[TEXT UNDER STUDY]

UCLA and CASIS to collaborate on International Space Station study of possible therapy for bone loss

A study of rodents on the International Space Station will allow astronauts to test the ability of a bone-forming molecule to direct stem cells to induce bone formation. Credit: Nasa

UCLA has received grant funding from the Center for the Advancement of Science in Space to lead a research mission that will send rodents to the International Space Station. The mission will allow astronauts on the space station and scientists on Earth to test a potential new therapy for accelerating bone growth in humans. 

The research will be led by Dr. Chia Soo, a UCLA professor of plastic and reconstructive surgery and orthopaedic surgery who is member of the Eli and Edythe Broad Center of Regenerative Medicine and Stem Cell Research. Soo also is the research director for UCLA Operation Mend, which provides medical care for wounded warriors.

The study will test the ability of a bone-forming molecule called NELL-1 to direct stem cells to induce bone formation and prevent bone degeneration. Their work will build upon previous UCLA studies that were funded by the NIH.

[/TEXT UNDER STUDY]
[INFORMATION SUPPLIED]

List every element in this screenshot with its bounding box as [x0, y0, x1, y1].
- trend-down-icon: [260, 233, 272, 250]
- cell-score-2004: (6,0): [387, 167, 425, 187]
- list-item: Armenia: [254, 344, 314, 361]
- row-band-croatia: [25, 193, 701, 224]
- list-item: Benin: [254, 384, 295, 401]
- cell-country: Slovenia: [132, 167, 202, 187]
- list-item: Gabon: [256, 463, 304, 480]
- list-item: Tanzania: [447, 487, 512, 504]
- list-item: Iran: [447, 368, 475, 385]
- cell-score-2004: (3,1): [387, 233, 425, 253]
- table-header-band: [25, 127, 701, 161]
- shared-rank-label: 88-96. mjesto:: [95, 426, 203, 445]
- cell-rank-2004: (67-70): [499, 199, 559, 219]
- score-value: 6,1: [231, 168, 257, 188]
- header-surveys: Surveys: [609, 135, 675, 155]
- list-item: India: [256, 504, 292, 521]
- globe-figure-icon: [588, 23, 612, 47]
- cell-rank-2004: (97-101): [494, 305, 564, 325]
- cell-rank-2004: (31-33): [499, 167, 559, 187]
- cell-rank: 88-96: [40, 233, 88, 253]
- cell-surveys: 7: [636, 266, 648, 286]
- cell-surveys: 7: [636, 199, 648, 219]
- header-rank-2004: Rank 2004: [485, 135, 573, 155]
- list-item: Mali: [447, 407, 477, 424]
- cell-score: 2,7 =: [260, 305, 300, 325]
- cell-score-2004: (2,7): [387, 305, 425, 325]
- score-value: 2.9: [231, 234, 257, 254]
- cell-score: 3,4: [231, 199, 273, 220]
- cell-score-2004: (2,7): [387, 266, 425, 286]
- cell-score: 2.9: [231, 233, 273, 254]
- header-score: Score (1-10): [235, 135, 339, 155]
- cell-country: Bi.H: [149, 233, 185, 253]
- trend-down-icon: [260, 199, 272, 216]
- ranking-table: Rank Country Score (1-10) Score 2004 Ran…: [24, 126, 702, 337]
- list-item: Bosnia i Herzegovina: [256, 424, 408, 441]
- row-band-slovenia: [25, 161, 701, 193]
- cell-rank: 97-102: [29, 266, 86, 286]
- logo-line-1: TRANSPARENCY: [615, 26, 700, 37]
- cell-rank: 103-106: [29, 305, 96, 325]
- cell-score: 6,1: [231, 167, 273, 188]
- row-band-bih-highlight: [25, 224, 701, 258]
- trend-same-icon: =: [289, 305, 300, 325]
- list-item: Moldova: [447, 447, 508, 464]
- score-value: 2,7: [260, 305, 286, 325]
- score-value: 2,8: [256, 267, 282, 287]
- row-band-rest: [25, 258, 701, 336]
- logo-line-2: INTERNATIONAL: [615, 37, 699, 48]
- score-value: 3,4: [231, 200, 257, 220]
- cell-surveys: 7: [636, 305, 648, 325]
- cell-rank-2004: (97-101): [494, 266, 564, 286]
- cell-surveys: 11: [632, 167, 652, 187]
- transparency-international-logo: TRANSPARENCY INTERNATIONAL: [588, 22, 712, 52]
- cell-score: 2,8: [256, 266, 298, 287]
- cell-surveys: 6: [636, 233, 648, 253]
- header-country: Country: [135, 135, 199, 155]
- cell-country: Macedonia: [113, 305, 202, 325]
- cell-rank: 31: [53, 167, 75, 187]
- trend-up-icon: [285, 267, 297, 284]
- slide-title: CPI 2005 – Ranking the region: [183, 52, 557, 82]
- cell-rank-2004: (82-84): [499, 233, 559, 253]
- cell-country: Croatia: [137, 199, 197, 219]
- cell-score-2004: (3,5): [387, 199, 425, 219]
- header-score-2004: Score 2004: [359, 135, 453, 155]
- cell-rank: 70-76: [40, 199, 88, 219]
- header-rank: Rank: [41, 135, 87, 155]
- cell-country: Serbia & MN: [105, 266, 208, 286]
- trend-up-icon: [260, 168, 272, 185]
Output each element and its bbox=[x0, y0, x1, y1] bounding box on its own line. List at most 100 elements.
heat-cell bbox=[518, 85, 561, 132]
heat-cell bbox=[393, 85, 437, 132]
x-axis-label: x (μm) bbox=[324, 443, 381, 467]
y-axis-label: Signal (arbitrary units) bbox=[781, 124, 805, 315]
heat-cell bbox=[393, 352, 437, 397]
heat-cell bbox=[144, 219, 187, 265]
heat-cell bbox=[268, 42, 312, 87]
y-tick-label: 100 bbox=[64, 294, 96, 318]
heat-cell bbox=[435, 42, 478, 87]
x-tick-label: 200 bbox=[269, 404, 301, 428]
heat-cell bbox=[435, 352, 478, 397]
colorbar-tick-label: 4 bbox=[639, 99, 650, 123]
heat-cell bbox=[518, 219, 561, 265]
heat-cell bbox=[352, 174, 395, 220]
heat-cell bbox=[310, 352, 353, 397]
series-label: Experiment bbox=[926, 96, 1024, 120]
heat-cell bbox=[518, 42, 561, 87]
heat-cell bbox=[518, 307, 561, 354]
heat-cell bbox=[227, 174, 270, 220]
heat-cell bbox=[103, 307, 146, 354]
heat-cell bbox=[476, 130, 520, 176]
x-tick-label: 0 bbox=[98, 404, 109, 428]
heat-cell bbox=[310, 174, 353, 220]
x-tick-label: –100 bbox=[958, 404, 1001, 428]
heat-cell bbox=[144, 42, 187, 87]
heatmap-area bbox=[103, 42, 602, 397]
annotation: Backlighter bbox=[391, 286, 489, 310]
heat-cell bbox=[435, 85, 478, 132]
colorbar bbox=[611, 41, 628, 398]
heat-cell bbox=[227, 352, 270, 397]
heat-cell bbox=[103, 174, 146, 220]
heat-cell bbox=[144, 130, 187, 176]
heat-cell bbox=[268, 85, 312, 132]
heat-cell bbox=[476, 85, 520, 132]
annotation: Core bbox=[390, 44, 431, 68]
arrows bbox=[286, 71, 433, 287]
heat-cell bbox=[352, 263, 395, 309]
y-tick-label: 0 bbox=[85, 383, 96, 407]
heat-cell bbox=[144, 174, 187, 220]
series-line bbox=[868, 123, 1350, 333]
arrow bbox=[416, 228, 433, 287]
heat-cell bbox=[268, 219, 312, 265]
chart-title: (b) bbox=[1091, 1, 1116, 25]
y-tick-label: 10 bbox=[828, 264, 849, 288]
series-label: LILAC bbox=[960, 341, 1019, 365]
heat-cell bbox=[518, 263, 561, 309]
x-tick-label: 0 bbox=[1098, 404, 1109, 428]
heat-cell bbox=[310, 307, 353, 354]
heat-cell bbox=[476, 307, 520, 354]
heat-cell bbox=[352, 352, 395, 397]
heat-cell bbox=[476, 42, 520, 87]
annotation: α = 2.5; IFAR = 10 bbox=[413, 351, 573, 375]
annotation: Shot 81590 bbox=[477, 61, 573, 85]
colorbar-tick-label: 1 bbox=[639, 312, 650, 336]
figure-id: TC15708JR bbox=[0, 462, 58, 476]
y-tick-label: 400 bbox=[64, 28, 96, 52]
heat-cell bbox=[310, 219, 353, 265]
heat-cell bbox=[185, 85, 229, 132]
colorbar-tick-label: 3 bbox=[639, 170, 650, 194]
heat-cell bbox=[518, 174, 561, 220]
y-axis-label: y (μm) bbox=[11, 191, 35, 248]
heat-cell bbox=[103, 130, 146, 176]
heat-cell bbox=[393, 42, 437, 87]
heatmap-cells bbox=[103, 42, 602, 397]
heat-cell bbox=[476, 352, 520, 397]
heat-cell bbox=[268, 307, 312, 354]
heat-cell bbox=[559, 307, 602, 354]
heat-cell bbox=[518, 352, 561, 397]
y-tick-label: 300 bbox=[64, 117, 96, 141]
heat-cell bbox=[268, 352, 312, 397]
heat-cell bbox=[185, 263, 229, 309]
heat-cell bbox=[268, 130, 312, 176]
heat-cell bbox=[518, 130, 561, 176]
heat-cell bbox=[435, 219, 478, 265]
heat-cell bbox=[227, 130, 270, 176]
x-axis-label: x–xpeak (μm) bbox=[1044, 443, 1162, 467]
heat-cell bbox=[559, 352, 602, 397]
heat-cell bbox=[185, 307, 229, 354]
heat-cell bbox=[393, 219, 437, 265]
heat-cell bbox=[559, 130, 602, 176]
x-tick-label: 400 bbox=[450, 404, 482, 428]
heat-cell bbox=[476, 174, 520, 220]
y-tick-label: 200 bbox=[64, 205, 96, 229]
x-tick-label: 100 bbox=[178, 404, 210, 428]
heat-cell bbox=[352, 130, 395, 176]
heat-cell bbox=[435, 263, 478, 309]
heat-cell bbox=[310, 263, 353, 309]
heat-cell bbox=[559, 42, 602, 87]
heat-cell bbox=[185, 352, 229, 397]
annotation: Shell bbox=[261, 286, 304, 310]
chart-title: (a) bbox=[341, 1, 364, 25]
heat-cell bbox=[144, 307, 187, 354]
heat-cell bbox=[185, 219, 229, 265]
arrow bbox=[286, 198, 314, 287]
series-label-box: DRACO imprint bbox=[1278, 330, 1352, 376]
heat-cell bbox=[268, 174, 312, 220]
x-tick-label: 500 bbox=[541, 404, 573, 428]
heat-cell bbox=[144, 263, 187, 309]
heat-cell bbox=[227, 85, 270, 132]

[/INFORMATION SUPPLIED]

* **WHAT YOU HAVE TO DO**: Continue the article on the UCLA space station study of a possible bone-loss therapy, picking up after its final sentence. The records were taken from a different source than the text.

* **ANSWER AREA**:
Other members of the UCLA research team are Dr. Kang Ting, a professor of dentistry who discovered NELL-1 and is leading efforts to translate NELL-1 therapy to humans; Dr. Ben Wu, a professor of bioengineering and dentistry who modified the NELL-1 molecule to make it useful for treating osteoporosis; and Dr. Jin Hee Kwak, an assistant professor of dentistry who will manage the study’s daily operations.

Prolonged space flights induce extreme changes in bone and organ systems that cannot be replicated on Earth.

The UCLA–ISS team, which will begin ground operations in early 2015, hopes that the study will provide new insights into the prevention of bone loss or osteoporosis as well as the regeneration of massive bone defects that can occur in wounded military personnel. Osteoporosis is a significant health issue commonly associated with “skeletal disuse” conditions such as immobilization, stroke, cerebral palsy, muscular dystrophy, spinal cord injury and jaw resorption after tooth loss.

“NELL-1 holds tremendous hope not only for preventing bone loss, but one day even restoring healthy bone,” Ting said. “For patients who are bed-bound and suffering from bone loss, it could be life-changing.” 

The UCLA team will oversee the ground operations of the mission in tandem with a flight operation coordinated by CASIS and NASA.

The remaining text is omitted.